### Фрагмент текста
⁂

Тот, кому пришлось побывать на охоте, но не довелось там никого убить, все равно получил удовольствие, которое полагается иметь от хождения по весеннему лесу и по осенним привольям. И промокнуть под мелким весенним дождиком, и выпить рюмку на досуге с товарищем, и поговорить с местными жителями про обстоятельства жизни.

Как ни рассматривать охоту, она есть акт предумышленного лишения жизни, то есть прямое убийство, и в этом качестве подлежит самому строгому юридическому рассмотрению, если не от лица закона, поскольку заяц, скажем, закону не подлежит, то с точки зрения общественной морали.

⁂

### Записи пространственной разметки
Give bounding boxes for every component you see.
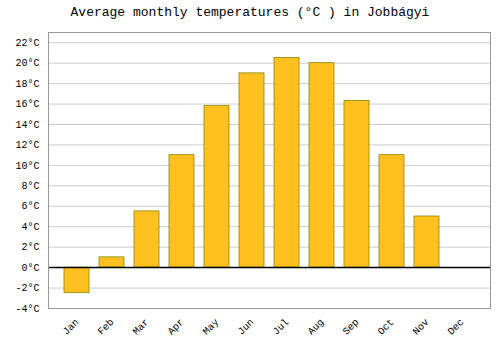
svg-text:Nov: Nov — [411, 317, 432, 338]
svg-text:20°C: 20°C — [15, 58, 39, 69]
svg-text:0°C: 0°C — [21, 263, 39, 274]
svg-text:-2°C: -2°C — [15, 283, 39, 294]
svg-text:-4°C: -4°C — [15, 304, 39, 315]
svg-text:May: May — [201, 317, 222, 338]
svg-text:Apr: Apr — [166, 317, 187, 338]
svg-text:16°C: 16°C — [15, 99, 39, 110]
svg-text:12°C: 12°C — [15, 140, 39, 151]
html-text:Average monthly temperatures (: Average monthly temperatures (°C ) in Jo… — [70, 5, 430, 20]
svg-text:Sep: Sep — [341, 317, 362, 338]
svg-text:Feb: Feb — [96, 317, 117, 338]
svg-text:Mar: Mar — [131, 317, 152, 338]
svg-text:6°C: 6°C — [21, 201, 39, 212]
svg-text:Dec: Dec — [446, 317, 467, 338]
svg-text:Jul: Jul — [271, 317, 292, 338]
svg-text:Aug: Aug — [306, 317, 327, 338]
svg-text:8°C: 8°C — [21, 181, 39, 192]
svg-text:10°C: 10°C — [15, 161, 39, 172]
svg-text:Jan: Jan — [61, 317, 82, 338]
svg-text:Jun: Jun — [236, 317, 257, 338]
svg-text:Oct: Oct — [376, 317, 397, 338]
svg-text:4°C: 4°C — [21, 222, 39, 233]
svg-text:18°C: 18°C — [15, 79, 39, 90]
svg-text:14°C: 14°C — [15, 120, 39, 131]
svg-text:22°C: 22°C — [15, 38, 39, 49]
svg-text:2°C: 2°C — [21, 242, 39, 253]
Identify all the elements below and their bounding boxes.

⁂

### Задачи для решения
1. Переведите на английский язык предложение из фрагмента об охоте: «Тот, кому пришлось побывать на охоте, но не довелось там никого убить, все равно получил удовольствие, которое полагается иметь от хождения по весеннему лесу и по осенним привольям».
2. Переименуйте «svg-text» в «chart-text» во всех записях пространственной разметки и приведите эти записи целиком, ничего больше не меняя. Изображения в ответ не включайте.

### Результаты
1. Anyone who has been out hunting but has not managed to kill anything there has still had the pleasure one is meant to get from walking through the spring forest and across the open autumn expanses.

2.
Give bounding boxes for every component you see.
chart-text:Nov: Nov — [411, 317, 432, 338]
chart-text:20°C: 20°C — [15, 58, 39, 69]
chart-text:0°C: 0°C — [21, 263, 39, 274]
chart-text:-2°C: -2°C — [15, 283, 39, 294]
chart-text:-4°C: -4°C — [15, 304, 39, 315]
chart-text:May: May — [201, 317, 222, 338]
chart-text:Apr: Apr — [166, 317, 187, 338]
chart-text:16°C: 16°C — [15, 99, 39, 110]
chart-text:12°C: 12°C — [15, 140, 39, 151]
html-text:Average monthly temperatures (: Average monthly temperatures (°C ) in Jo… — [70, 5, 430, 20]
chart-text:Sep: Sep — [341, 317, 362, 338]
chart-text:Feb: Feb — [96, 317, 117, 338]
chart-text:Mar: Mar — [131, 317, 152, 338]
chart-text:6°C: 6°C — [21, 201, 39, 212]
chart-text:Dec: Dec — [446, 317, 467, 338]
chart-text:Jul: Jul — [271, 317, 292, 338]
chart-text:Aug: Aug — [306, 317, 327, 338]
chart-text:8°C: 8°C — [21, 181, 39, 192]
chart-text:10°C: 10°C — [15, 161, 39, 172]
chart-text:Jan: Jan — [61, 317, 82, 338]
chart-text:Jun: Jun — [236, 317, 257, 338]
chart-text:Oct: Oct — [376, 317, 397, 338]
chart-text:4°C: 4°C — [21, 222, 39, 233]
chart-text:18°C: 18°C — [15, 79, 39, 90]
chart-text:14°C: 14°C — [15, 120, 39, 131]
chart-text:22°C: 22°C — [15, 38, 39, 49]
chart-text:2°C: 2°C — [21, 242, 39, 253]
Identify all the elements below and their bounding boxes.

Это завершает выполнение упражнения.